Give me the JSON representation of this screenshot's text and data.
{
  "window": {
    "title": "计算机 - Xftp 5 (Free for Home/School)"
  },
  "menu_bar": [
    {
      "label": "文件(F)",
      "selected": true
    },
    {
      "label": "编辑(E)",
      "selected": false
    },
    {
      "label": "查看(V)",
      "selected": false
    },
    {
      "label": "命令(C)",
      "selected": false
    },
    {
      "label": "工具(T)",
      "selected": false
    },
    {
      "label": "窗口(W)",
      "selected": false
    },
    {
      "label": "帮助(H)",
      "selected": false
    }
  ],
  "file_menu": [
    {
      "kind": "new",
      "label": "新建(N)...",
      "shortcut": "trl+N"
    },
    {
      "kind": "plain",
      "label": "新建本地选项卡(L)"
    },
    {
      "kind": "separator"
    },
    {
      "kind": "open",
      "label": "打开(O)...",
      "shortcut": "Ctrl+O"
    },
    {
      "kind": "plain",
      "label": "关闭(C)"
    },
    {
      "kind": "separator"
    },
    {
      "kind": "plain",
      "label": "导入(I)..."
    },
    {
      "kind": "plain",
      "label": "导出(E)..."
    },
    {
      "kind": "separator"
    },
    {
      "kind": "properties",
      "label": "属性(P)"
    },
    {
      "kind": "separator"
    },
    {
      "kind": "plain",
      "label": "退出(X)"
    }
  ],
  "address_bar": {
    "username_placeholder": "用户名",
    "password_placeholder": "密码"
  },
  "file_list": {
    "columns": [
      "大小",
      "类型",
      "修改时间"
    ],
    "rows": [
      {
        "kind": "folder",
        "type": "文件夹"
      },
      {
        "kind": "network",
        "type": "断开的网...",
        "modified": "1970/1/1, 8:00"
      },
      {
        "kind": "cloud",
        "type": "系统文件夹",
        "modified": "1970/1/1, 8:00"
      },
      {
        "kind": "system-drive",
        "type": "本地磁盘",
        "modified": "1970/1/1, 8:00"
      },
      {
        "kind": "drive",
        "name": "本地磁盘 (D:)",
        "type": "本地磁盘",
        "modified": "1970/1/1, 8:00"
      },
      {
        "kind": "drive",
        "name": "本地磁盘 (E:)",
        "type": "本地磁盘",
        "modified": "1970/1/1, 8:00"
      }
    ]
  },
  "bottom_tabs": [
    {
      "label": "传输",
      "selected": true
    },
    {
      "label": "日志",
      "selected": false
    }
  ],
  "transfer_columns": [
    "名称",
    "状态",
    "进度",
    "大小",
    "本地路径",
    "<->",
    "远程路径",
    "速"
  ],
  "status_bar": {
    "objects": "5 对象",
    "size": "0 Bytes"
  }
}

To be done: Retype all of the material, keeping each line exact.

The reply:
Give me the JSON representation of this screenshot's text and data.
{
  "window": {
    "title": "计算机 - Xftp 5 (Free for Home/School)"
  },
  "menu_bar": [
    {
      "label": "文件(F)",
      "selected": true
    },
    {
      "label": "编辑(E)",
      "selected": false
    },
    {
      "label": "查看(V)",
      "selected": false
    },
    {
      "label": "命令(C)",
      "selected": false
    },
    {
      "label": "工具(T)",
      "selected": false
    },
    {
      "label": "窗口(W)",
      "selected": false
    },
    {
      "label": "帮助(H)",
      "selected": false
    }
  ],
  "file_menu": [
    {
      "kind": "new",
      "label": "新建(N)...",
      "shortcut": "trl+N"
    },
    {
      "kind": "plain",
      "label": "新建本地选项卡(L)"
    },
    {
      "kind": "separator"
    },
    {
      "kind": "open",
      "label": "打开(O)...",
      "shortcut": "Ctrl+O"
    },
    {
      "kind": "plain",
      "label": "关闭(C)"
    },
    {
      "kind": "separator"
    },
    {
      "kind": "plain",
      "label": "导入(I)..."
    },
    {
      "kind": "plain",
      "label": "导出(E)..."
    },
    {
      "kind": "separator"
    },
    {
      "kind": "properties",
      "label": "属性(P)"
    },
    {
      "kind": "separator"
    },
    {
      "kind": "plain",
      "label": "退出(X)"
    }
  ],
  "address_bar": {
    "username_placeholder": "用户名",
    "password_placeholder": "密码"
  },
  "file_list": {
    "columns": [
      "大小",
      "类型",
      "修改时间"
    ],
    "rows": [
      {
        "kind": "folder",
        "type": "文件夹"
      },
      {
        "kind": "network",
        "type": "断开的网...",
        "modified": "1970/1/1, 8:00"
      },
      {
        "kind": "cloud",
        "type": "系统文件夹",
        "modified": "1970/1/1, 8:00"
      },
      {
        "kind": "system-drive",
        "type": "本地磁盘",
        "modified": "1970/1/1, 8:00"
      },
      {
        "kind": "drive",
        "name": "本地磁盘 (D:)",
        "type": "本地磁盘",
        "modified": "1970/1/1, 8:00"
      },
      {
        "kind": "drive",
        "name": "本地磁盘 (E:)",
        "type": "本地磁盘",
        "modified": "1970/1/1, 8:00"
      }
    ]
  },
  "bottom_tabs": [
    {
      "label": "传输",
      "selected": true
    },
    {
      "label": "日志",
      "selected": false
    }
  ],
  "transfer_columns": [
    "名称",
    "状态",
    "进度",
    "大小",
    "本地路径",
    "<->",
    "远程路径",
    "速"
  ],
  "status_bar": {
    "objects": "5 对象",
    "size": "0 Bytes"
  }
}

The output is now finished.